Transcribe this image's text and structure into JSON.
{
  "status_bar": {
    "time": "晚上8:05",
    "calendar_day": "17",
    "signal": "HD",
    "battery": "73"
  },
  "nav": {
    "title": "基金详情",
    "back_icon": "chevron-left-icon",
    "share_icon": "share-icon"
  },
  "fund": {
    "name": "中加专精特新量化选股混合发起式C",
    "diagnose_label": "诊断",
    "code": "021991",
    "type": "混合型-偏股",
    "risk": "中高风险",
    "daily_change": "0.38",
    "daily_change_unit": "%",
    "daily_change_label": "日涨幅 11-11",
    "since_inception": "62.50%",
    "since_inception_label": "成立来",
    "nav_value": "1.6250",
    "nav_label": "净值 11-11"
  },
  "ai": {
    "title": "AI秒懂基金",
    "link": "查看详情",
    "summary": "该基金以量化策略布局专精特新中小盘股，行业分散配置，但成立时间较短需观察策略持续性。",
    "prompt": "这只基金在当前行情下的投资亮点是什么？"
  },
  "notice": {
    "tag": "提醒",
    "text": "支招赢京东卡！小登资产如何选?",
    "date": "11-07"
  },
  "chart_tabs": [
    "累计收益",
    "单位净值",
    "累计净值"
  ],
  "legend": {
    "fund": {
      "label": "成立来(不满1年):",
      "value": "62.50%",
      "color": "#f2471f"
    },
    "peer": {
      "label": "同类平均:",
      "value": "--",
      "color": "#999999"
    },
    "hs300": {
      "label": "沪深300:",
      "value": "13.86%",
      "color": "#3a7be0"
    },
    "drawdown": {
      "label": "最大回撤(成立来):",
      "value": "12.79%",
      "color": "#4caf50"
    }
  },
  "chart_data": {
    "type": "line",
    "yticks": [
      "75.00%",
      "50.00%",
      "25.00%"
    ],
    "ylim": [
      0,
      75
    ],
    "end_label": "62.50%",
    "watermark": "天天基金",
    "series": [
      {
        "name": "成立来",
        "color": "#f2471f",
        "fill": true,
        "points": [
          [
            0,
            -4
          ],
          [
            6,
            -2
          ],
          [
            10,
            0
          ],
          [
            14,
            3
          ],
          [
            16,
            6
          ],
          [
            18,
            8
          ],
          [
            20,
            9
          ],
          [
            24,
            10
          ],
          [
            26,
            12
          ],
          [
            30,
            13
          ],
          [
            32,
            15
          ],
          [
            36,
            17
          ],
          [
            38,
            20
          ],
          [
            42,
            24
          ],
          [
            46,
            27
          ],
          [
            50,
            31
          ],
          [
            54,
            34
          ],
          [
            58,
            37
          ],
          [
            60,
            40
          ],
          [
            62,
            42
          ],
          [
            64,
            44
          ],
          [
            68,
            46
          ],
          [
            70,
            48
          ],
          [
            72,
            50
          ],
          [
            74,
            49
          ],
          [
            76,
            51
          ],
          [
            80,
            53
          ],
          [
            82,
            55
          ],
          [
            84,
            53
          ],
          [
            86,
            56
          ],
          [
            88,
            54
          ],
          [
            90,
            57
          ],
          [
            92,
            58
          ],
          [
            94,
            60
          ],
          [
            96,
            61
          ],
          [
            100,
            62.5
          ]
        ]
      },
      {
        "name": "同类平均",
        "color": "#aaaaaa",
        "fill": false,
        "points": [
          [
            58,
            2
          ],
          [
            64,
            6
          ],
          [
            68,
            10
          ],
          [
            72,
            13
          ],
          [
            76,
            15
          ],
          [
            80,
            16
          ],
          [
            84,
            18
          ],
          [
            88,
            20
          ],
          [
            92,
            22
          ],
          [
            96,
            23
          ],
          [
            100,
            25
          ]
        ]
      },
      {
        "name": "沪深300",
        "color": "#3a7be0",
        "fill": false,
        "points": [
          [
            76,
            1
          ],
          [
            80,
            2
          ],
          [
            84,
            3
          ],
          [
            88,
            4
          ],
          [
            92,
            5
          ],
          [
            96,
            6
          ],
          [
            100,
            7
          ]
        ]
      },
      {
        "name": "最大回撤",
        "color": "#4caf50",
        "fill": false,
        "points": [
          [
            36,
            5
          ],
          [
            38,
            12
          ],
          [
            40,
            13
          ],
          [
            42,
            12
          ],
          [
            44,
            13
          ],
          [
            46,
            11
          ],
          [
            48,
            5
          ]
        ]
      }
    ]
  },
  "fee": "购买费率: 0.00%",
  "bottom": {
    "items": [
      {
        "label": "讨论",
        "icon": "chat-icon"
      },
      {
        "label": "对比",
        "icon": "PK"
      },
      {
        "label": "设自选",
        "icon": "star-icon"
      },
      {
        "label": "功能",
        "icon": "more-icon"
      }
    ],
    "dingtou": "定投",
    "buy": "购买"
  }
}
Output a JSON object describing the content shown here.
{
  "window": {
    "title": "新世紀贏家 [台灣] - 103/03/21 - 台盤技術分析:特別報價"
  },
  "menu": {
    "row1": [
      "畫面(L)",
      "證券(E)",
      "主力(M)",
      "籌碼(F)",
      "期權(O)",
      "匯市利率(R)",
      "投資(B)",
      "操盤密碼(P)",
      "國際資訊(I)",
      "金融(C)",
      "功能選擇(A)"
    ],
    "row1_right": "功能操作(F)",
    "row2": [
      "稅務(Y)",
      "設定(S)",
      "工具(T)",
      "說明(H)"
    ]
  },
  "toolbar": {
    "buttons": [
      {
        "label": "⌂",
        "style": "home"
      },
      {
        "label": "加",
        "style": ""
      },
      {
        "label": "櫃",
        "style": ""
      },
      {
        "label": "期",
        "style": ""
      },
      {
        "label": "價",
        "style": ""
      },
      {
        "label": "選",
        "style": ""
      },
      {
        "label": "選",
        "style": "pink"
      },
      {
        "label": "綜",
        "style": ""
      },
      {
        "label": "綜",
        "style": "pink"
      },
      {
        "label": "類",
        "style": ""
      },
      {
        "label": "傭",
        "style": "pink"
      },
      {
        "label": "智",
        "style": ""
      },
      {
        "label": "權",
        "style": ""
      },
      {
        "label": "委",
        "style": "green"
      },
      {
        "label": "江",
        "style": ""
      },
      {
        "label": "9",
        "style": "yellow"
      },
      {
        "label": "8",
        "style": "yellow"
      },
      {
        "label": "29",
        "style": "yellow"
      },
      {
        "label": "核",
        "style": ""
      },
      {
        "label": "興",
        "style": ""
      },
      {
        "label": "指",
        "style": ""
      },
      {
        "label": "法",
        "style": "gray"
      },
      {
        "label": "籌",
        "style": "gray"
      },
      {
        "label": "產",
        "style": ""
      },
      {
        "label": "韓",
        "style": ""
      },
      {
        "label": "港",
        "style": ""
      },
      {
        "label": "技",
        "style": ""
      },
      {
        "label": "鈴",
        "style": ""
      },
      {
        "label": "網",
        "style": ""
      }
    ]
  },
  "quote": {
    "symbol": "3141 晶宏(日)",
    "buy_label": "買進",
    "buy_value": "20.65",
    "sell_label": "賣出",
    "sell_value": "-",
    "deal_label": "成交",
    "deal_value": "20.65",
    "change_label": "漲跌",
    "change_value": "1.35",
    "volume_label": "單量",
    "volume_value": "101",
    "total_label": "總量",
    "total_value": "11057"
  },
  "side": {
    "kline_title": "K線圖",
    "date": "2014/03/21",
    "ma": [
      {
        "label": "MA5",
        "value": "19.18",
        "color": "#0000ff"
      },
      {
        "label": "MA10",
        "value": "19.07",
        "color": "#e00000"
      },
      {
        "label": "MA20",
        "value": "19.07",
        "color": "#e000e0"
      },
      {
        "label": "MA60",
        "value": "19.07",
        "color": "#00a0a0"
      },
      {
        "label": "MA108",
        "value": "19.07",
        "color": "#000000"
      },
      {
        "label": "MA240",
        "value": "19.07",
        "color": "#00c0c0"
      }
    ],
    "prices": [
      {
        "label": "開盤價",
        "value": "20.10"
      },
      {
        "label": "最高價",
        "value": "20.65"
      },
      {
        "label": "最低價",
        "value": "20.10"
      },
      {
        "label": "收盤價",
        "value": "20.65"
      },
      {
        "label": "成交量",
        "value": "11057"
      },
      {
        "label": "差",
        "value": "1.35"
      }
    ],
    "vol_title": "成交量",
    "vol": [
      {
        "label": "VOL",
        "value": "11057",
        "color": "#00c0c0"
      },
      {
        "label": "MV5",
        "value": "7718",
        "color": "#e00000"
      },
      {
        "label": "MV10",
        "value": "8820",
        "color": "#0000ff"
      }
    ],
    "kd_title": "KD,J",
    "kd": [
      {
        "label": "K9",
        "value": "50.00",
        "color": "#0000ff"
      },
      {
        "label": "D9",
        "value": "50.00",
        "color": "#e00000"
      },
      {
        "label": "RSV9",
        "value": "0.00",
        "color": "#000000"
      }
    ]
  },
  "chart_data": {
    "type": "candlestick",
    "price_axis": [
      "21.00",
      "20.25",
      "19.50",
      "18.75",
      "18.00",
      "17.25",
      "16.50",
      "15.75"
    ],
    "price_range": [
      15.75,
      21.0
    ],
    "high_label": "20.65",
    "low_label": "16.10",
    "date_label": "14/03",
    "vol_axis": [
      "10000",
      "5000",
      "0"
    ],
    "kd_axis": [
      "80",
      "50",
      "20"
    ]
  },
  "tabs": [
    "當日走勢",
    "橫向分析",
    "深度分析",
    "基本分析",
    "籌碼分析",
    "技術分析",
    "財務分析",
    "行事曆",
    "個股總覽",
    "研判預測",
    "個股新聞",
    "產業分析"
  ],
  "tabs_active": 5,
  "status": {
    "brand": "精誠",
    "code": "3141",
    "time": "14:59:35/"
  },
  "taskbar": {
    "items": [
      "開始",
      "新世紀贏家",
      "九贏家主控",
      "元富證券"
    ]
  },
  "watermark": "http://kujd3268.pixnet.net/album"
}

+-------+

**Your instructions**
Using the records above, find and show each line with the string "name".

**Answer for this exercise**
    "name": "中加专精特新量化选股混合发起式C",
        "name": "成立来",
        "name": "同类平均",
        "name": "沪深300",
        "name": "最大回撤",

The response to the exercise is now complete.